Exercise brief: Rewrite the items from the first line through the line containing "label-a: A: [417, 695, 431, 717]", changing every "math-span" to "formula-span" and leaving everything else the same.

--- --- ---

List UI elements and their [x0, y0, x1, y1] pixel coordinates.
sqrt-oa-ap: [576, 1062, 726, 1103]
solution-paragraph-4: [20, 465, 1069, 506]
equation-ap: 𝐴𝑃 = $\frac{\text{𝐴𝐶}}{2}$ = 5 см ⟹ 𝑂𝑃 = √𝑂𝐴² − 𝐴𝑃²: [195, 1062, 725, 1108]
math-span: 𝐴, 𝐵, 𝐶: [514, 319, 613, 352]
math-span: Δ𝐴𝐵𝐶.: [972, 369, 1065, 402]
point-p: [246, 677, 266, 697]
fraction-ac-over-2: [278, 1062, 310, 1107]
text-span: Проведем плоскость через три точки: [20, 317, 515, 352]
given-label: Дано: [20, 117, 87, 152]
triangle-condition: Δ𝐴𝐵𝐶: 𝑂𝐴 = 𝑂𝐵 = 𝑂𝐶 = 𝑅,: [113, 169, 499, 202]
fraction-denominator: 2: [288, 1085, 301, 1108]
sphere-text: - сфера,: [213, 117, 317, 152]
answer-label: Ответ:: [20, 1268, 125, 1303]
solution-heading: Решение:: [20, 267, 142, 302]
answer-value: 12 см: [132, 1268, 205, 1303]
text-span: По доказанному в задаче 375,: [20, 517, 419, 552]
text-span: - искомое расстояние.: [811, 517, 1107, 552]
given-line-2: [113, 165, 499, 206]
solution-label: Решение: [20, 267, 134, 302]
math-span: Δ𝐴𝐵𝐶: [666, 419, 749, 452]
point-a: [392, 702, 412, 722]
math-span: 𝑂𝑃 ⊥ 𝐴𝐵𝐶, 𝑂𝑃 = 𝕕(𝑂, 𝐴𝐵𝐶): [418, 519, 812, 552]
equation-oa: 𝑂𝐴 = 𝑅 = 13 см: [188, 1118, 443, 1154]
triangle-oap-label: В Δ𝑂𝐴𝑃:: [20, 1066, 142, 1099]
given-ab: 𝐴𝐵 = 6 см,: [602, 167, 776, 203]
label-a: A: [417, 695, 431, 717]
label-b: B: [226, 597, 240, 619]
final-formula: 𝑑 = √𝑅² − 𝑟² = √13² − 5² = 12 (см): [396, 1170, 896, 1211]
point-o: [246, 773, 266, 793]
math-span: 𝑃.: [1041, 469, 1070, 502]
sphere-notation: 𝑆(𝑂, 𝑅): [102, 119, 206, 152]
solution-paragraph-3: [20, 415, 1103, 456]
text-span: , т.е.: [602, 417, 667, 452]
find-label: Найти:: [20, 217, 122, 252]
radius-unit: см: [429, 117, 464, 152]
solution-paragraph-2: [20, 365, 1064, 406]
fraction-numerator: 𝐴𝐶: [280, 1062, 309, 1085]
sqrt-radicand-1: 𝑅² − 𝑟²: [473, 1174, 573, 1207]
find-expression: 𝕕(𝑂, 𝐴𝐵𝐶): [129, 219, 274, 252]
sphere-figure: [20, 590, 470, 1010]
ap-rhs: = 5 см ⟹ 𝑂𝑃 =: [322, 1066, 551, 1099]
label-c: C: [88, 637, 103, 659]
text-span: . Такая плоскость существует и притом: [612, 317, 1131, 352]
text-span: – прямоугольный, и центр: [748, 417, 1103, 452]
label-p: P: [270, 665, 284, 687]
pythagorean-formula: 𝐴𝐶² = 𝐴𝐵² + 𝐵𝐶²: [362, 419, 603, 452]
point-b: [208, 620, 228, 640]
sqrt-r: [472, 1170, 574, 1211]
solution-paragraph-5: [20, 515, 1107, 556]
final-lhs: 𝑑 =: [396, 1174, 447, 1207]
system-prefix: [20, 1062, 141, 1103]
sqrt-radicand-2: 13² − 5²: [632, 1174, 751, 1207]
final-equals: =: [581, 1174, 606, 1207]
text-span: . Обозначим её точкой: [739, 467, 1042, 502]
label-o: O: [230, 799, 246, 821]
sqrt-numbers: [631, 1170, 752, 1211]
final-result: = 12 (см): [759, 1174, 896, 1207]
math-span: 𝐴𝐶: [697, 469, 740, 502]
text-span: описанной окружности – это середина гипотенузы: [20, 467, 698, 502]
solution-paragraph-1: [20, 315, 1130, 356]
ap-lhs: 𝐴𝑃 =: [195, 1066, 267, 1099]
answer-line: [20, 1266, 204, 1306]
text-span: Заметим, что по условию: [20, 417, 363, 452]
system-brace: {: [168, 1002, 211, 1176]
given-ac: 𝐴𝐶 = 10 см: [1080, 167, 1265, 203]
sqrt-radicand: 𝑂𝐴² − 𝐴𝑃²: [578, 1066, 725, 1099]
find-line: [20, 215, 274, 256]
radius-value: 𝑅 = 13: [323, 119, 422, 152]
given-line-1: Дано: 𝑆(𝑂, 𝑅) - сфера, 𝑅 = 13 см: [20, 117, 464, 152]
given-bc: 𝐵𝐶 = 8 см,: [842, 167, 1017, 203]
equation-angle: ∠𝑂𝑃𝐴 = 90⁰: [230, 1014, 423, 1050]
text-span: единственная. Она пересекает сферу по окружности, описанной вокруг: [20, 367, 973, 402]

--- --- ---

Answer to this exercise:
List UI elements and their [x0, y0, x1, y1] pixel coordinates.
sqrt-oa-ap: [576, 1062, 726, 1103]
solution-paragraph-4: [20, 465, 1069, 506]
equation-ap: 𝐴𝑃 = $\frac{\text{𝐴𝐶}}{2}$ = 5 см ⟹ 𝑂𝑃 = √𝑂𝐴² − 𝐴𝑃²: [195, 1062, 725, 1108]
formula-span: 𝐴, 𝐵, 𝐶: [514, 319, 613, 352]
formula-span: Δ𝐴𝐵𝐶.: [972, 369, 1065, 402]
point-p: [246, 677, 266, 697]
fraction-ac-over-2: [278, 1062, 310, 1107]
text-span: Проведем плоскость через три точки: [20, 317, 515, 352]
given-label: Дано: [20, 117, 87, 152]
triangle-condition: Δ𝐴𝐵𝐶: 𝑂𝐴 = 𝑂𝐵 = 𝑂𝐶 = 𝑅,: [113, 169, 499, 202]
fraction-denominator: 2: [288, 1085, 301, 1108]
sphere-text: - сфера,: [213, 117, 317, 152]
answer-label: Ответ:: [20, 1268, 125, 1303]
solution-heading: Решение:: [20, 267, 142, 302]
answer-value: 12 см: [132, 1268, 205, 1303]
text-span: По доказанному в задаче 375,: [20, 517, 419, 552]
text-span: - искомое расстояние.: [811, 517, 1107, 552]
given-line-2: [113, 165, 499, 206]
solution-label: Решение: [20, 267, 134, 302]
formula-span: Δ𝐴𝐵𝐶: [666, 419, 749, 452]
point-a: [392, 702, 412, 722]
formula-span: 𝑂𝑃 ⊥ 𝐴𝐵𝐶, 𝑂𝑃 = 𝕕(𝑂, 𝐴𝐵𝐶): [418, 519, 812, 552]
equation-oa: 𝑂𝐴 = 𝑅 = 13 см: [188, 1118, 443, 1154]
triangle-oap-label: В Δ𝑂𝐴𝑃:: [20, 1066, 142, 1099]
given-ab: 𝐴𝐵 = 6 см,: [602, 167, 776, 203]
label-a: A: [417, 695, 431, 717]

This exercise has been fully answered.